■ **Stated goal**
Write the records out again, keeping each line exactly as it is.

■ **Entries supplied**
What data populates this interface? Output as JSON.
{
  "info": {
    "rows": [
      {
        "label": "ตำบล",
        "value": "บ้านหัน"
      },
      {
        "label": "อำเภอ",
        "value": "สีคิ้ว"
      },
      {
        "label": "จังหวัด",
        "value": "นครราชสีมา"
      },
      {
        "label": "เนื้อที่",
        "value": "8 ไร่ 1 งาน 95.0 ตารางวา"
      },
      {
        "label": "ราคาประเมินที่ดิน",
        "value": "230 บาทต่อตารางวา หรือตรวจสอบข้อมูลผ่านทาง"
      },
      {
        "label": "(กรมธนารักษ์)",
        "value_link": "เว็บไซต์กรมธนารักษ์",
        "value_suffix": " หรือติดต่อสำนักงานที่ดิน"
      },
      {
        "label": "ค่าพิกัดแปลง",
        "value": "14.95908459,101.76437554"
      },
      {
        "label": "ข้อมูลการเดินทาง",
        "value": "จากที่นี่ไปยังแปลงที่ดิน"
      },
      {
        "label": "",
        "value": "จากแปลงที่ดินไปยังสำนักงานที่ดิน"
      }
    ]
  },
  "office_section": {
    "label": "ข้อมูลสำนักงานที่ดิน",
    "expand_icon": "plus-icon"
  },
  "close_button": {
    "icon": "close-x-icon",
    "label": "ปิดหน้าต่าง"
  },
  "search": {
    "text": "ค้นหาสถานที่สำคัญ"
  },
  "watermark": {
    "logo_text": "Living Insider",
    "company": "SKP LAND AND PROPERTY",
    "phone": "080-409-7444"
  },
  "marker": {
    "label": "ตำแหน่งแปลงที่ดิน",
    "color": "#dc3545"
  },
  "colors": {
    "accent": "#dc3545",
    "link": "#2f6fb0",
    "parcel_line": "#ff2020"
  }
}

■ **Task output**
What data populates this interface? Output as JSON.
{
  "info": {
    "rows": [
      {
        "label": "ตำบล",
        "value": "บ้านหัน"
      },
      {
        "label": "อำเภอ",
        "value": "สีคิ้ว"
      },
      {
        "label": "จังหวัด",
        "value": "นครราชสีมา"
      },
      {
        "label": "เนื้อที่",
        "value": "8 ไร่ 1 งาน 95.0 ตารางวา"
      },
      {
        "label": "ราคาประเมินที่ดิน",
        "value": "230 บาทต่อตารางวา หรือตรวจสอบข้อมูลผ่านทาง"
      },
      {
        "label": "(กรมธนารักษ์)",
        "value_link": "เว็บไซต์กรมธนารักษ์",
        "value_suffix": " หรือติดต่อสำนักงานที่ดิน"
      },
      {
        "label": "ค่าพิกัดแปลง",
        "value": "14.95908459,101.76437554"
      },
      {
        "label": "ข้อมูลการเดินทาง",
        "value": "จากที่นี่ไปยังแปลงที่ดิน"
      },
      {
        "label": "",
        "value": "จากแปลงที่ดินไปยังสำนักงานที่ดิน"
      }
    ]
  },
  "office_section": {
    "label": "ข้อมูลสำนักงานที่ดิน",
    "expand_icon": "plus-icon"
  },
  "close_button": {
    "icon": "close-x-icon",
    "label": "ปิดหน้าต่าง"
  },
  "search": {
    "text": "ค้นหาสถานที่สำคัญ"
  },
  "watermark": {
    "logo_text": "Living Insider",
    "company": "SKP LAND AND PROPERTY",
    "phone": "080-409-7444"
  },
  "marker": {
    "label": "ตำแหน่งแปลงที่ดิน",
    "color": "#dc3545"
  },
  "colors": {
    "accent": "#dc3545",
    "link": "#2f6fb0",
    "parcel_line": "#ff2020"
  }
}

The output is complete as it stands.